- Opening Delimiter -
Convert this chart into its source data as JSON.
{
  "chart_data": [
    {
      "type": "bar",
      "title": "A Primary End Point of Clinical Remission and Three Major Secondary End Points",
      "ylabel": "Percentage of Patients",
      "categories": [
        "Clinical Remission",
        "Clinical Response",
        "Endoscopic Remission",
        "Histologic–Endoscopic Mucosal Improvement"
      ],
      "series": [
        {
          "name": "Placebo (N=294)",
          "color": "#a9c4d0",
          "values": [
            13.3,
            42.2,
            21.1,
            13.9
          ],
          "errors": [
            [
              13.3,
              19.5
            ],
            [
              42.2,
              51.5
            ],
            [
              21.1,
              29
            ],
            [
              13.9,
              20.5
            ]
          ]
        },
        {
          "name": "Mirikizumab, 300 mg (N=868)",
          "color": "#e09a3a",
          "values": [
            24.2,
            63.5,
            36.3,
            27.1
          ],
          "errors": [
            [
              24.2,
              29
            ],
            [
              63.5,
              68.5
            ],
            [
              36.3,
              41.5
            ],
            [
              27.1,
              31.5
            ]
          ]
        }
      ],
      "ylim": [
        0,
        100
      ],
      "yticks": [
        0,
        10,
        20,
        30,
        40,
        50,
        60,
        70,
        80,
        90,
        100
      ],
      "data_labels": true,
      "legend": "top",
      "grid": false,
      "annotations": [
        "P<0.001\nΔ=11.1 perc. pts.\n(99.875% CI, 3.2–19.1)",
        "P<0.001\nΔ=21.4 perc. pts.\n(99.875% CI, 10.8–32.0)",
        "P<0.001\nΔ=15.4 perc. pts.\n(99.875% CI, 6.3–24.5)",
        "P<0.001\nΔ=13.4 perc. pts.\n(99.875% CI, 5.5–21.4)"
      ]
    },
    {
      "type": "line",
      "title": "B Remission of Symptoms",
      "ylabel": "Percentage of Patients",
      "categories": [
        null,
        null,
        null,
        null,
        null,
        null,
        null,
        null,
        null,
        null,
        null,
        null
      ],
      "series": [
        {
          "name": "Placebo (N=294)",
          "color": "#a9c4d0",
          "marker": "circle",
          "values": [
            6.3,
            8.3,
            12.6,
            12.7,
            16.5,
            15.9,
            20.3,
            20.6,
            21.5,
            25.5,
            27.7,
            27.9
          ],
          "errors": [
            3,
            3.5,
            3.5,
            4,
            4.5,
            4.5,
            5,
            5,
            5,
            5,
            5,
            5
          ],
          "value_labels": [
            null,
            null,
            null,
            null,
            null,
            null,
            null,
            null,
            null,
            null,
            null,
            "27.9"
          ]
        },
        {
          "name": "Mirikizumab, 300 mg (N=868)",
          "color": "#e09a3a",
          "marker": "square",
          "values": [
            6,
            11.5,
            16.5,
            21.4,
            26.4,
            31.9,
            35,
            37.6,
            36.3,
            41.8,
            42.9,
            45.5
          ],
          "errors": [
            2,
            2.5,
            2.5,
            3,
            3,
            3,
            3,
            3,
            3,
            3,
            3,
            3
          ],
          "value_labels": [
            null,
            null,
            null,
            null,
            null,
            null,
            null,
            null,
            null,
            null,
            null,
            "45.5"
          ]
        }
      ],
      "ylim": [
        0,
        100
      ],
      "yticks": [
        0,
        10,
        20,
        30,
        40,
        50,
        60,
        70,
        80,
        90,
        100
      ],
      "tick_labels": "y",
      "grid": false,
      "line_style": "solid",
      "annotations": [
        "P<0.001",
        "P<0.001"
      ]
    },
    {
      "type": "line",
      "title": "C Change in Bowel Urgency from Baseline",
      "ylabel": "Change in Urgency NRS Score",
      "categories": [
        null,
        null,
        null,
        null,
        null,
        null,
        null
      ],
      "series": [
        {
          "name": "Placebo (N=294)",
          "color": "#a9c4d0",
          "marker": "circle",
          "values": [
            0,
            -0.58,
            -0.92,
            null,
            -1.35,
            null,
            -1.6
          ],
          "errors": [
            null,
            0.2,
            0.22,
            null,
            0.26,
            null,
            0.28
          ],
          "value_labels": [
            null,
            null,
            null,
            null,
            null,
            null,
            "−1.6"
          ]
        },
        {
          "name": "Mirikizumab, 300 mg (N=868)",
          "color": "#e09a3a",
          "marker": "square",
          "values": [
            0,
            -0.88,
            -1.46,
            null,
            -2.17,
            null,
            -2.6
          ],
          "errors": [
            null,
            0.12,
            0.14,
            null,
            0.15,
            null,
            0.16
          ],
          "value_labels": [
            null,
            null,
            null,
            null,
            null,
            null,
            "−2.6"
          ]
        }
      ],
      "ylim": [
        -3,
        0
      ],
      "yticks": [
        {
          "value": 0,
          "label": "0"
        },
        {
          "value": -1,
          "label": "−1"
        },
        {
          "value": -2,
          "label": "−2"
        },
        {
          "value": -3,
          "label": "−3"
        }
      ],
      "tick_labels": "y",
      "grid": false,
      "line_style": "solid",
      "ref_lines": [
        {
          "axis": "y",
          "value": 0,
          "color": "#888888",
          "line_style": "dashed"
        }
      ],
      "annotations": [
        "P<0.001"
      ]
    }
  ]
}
- Closing Delimiter -
WHAT IS BEING ASKED: Repeat all of the entries above exactly.

ANSWER FOR THE TASK:
Convert this chart into its source data as JSON.
{
  "chart_data": [
    {
      "type": "bar",
      "title": "A Primary End Point of Clinical Remission and Three Major Secondary End Points",
      "ylabel": "Percentage of Patients",
      "categories": [
        "Clinical Remission",
        "Clinical Response",
        "Endoscopic Remission",
        "Histologic–Endoscopic Mucosal Improvement"
      ],
      "series": [
        {
          "name": "Placebo (N=294)",
          "color": "#a9c4d0",
          "values": [
            13.3,
            42.2,
            21.1,
            13.9
          ],
          "errors": [
            [
              13.3,
              19.5
            ],
            [
              42.2,
              51.5
            ],
            [
              21.1,
              29
            ],
            [
              13.9,
              20.5
            ]
          ]
        },
        {
          "name": "Mirikizumab, 300 mg (N=868)",
          "color": "#e09a3a",
          "values": [
            24.2,
            63.5,
            36.3,
            27.1
          ],
          "errors": [
            [
              24.2,
              29
            ],
            [
              63.5,
              68.5
            ],
            [
              36.3,
              41.5
            ],
            [
              27.1,
              31.5
            ]
          ]
        }
      ],
      "ylim": [
        0,
        100
      ],
      "yticks": [
        0,
        10,
        20,
        30,
        40,
        50,
        60,
        70,
        80,
        90,
        100
      ],
      "data_labels": true,
      "legend": "top",
      "grid": false,
      "annotations": [
        "P<0.001\nΔ=11.1 perc. pts.\n(99.875% CI, 3.2–19.1)",
        "P<0.001\nΔ=21.4 perc. pts.\n(99.875% CI, 10.8–32.0)",
        "P<0.001\nΔ=15.4 perc. pts.\n(99.875% CI, 6.3–24.5)",
        "P<0.001\nΔ=13.4 perc. pts.\n(99.875% CI, 5.5–21.4)"
      ]
    },
    {
      "type": "line",
      "title": "B Remission of Symptoms",
      "ylabel": "Percentage of Patients",
      "categories": [
        null,
        null,
        null,
        null,
        null,
        null,
        null,
        null,
        null,
        null,
        null,
        null
      ],
      "series": [
        {
          "name": "Placebo (N=294)",
          "color": "#a9c4d0",
          "marker": "circle",
          "values": [
            6.3,
            8.3,
            12.6,
            12.7,
            16.5,
            15.9,
            20.3,
            20.6,
            21.5,
            25.5,
            27.7,
            27.9
          ],
          "errors": [
            3,
            3.5,
            3.5,
            4,
            4.5,
            4.5,
            5,
            5,
            5,
            5,
            5,
            5
          ],
          "value_labels": [
            null,
            null,
            null,
            null,
            null,
            null,
            null,
            null,
            null,
            null,
            null,
            "27.9"
          ]
        },
        {
          "name": "Mirikizumab, 300 mg (N=868)",
          "color": "#e09a3a",
          "marker": "square",
          "values": [
            6,
            11.5,
            16.5,
            21.4,
            26.4,
            31.9,
            35,
            37.6,
            36.3,
            41.8,
            42.9,
            45.5
          ],
          "errors": [
            2,
            2.5,
            2.5,
            3,
            3,
            3,
            3,
            3,
            3,
            3,
            3,
            3
          ],
          "value_labels": [
            null,
            null,
            null,
            null,
            null,
            null,
            null,
            null,
            null,
            null,
            null,
            "45.5"
          ]
        }
      ],
      "ylim": [
        0,
        100
      ],
      "yticks": [
        0,
        10,
        20,
        30,
        40,
        50,
        60,
        70,
        80,
        90,
        100
      ],
      "tick_labels": "y",
      "grid": false,
      "line_style": "solid",
      "annotations": [
        "P<0.001",
        "P<0.001"
      ]
    },
    {
      "type": "line",
      "title": "C Change in Bowel Urgency from Baseline",
      "ylabel": "Change in Urgency NRS Score",
      "categories": [
        null,
        null,
        null,
        null,
        null,
        null,
        null
      ],
      "series": [
        {
          "name": "Placebo (N=294)",
          "color": "#a9c4d0",
          "marker": "circle",
          "values": [
            0,
            -0.58,
            -0.92,
            null,
            -1.35,
            null,
            -1.6
          ],
          "errors": [
            null,
            0.2,
            0.22,
            null,
            0.26,
            null,
            0.28
          ],
          "value_labels": [
            null,
            null,
            null,
            null,
            null,
            null,
            "−1.6"
          ]
        },
        {
          "name": "Mirikizumab, 300 mg (N=868)",
          "color": "#e09a3a",
          "marker": "square",
          "values": [
            0,
            -0.88,
            -1.46,
            null,
            -2.17,
            null,
            -2.6
          ],
          "errors": [
            null,
            0.12,
            0.14,
            null,
            0.15,
            null,
            0.16
          ],
          "value_labels": [
            null,
            null,
            null,
            null,
            null,
            null,
            "−2.6"
          ]
        }
      ],
      "ylim": [
        -3,
        0
      ],
      "yticks": [
        {
          "value": 0,
          "label": "0"
        },
        {
          "value": -1,
          "label": "−1"
        },
        {
          "value": -2,
          "label": "−2"
        },
        {
          "value": -3,
          "label": "−3"
        }
      ],
      "tick_labels": "y",
      "grid": false,
      "line_style": "solid",
      "ref_lines": [
        {
          "axis": "y",
          "value": 0,
          "color": "#888888",
          "line_style": "dashed"
        }
      ],
      "annotations": [
        "P<0.001"
      ]
    }
  ]
}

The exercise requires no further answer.